# start of Input data

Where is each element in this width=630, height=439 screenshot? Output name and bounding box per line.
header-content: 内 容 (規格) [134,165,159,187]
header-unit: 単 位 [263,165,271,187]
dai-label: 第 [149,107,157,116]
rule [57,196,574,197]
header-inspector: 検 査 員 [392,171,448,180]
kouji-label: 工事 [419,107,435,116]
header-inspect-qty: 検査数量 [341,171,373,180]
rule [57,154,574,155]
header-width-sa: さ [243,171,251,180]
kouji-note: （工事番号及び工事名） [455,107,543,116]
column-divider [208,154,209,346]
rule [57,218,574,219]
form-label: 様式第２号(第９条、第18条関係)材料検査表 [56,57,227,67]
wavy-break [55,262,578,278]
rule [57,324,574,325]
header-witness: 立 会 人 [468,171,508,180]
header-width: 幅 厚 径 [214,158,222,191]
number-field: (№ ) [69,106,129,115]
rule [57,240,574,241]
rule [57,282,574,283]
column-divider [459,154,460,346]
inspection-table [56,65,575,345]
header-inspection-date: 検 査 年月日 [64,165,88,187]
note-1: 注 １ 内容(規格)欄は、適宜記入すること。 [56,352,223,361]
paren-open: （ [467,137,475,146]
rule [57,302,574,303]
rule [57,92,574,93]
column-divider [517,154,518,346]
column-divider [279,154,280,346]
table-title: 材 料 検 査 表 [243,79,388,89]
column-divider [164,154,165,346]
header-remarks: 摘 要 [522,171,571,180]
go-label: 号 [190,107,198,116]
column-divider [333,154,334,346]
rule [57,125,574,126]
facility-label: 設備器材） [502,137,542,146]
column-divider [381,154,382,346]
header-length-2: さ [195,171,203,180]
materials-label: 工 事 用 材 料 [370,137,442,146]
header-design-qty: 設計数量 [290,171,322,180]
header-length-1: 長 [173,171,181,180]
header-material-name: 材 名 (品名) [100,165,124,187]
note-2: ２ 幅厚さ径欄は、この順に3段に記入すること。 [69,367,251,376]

# end of Input data

Quote the data from the start through the line that contains "rule [57,302,574,303]", and give those lines alone. Both ends are included.

Where is each element in this width=630, height=439 screenshot? Output name and bounding box per line.
header-content: 内 容 (規格) [134,165,159,187]
header-unit: 単 位 [263,165,271,187]
dai-label: 第 [149,107,157,116]
rule [57,196,574,197]
header-inspector: 検 査 員 [392,171,448,180]
kouji-label: 工事 [419,107,435,116]
header-inspect-qty: 検査数量 [341,171,373,180]
rule [57,154,574,155]
header-width-sa: さ [243,171,251,180]
kouji-note: （工事番号及び工事名） [455,107,543,116]
column-divider [208,154,209,346]
rule [57,218,574,219]
form-label: 様式第２号(第９条、第18条関係)材料検査表 [56,57,227,67]
wavy-break [55,262,578,278]
rule [57,324,574,325]
header-witness: 立 会 人 [468,171,508,180]
header-width: 幅 厚 径 [214,158,222,191]
number-field: (№ ) [69,106,129,115]
rule [57,240,574,241]
rule [57,282,574,283]
column-divider [459,154,460,346]
inspection-table [56,65,575,345]
header-inspection-date: 検 査 年月日 [64,165,88,187]
note-1: 注 １ 内容(規格)欄は、適宜記入すること。 [56,352,223,361]
paren-open: （ [467,137,475,146]
rule [57,302,574,303]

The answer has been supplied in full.